> **The exercise**: Extract the lines that hold the string "énoncerai".

○ ○ ○ ○

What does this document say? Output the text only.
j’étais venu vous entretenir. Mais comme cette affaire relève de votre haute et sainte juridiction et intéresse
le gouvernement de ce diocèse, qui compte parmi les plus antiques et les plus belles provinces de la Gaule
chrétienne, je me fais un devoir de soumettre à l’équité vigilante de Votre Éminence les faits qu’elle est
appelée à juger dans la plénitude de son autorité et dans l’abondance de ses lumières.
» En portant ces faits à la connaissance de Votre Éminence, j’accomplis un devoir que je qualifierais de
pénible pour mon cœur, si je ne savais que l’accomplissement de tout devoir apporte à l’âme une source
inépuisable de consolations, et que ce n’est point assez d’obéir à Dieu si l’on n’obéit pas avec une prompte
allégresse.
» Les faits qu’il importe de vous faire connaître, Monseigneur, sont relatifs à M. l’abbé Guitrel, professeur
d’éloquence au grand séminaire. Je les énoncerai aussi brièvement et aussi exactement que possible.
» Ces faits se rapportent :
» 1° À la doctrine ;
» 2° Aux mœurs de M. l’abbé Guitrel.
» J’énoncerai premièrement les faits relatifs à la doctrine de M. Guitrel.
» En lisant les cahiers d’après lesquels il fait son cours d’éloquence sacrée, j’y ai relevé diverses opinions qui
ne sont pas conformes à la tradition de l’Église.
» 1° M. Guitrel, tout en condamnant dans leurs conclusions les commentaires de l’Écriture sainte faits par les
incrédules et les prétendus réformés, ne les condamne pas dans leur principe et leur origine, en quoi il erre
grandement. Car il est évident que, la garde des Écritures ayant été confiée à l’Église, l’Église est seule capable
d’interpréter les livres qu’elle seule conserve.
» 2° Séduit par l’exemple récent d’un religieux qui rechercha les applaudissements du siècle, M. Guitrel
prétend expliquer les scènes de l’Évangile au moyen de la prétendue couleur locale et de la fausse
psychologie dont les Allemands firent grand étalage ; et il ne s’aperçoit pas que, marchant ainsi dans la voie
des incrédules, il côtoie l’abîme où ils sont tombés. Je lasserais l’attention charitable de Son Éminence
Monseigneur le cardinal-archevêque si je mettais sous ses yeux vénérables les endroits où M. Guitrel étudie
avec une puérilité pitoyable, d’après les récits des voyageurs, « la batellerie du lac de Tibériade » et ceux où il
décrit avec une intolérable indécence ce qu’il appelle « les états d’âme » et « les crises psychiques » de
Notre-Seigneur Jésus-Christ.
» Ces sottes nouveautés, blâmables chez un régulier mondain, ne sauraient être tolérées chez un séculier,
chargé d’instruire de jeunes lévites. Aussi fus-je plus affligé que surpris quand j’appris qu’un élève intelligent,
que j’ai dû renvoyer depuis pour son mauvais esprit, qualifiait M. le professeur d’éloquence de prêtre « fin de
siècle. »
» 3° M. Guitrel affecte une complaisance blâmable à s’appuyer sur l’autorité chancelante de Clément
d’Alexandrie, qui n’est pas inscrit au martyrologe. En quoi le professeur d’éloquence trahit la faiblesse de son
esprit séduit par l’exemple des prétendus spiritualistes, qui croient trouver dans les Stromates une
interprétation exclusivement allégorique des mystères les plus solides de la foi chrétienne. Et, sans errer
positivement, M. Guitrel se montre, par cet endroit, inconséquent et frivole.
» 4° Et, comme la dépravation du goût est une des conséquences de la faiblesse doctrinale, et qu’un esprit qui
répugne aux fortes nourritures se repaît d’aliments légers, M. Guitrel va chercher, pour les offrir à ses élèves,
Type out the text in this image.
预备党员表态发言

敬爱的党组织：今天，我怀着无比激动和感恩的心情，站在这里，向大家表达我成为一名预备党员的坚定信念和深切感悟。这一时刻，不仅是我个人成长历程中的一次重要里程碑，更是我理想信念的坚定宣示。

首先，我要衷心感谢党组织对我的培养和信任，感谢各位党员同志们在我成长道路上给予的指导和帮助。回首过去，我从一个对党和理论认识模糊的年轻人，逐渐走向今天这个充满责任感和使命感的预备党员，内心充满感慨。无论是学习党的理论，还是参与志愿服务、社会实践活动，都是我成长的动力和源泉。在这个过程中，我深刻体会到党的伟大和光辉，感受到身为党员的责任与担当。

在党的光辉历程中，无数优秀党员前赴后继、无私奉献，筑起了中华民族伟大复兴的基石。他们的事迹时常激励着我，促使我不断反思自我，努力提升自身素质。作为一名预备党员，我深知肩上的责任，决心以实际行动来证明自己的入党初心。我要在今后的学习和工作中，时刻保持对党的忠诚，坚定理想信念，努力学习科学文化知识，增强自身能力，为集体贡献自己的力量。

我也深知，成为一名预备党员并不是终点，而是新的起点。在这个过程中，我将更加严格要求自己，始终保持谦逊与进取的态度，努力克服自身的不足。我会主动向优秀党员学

○ ○ ○ ○

> **Written solution**:
d’éloquence au grand séminaire. Je les énoncerai aussi brièvement et aussi exactement que possible.
» J’énoncerai premièrement les faits relatifs à la doctrine de M. Guitrel.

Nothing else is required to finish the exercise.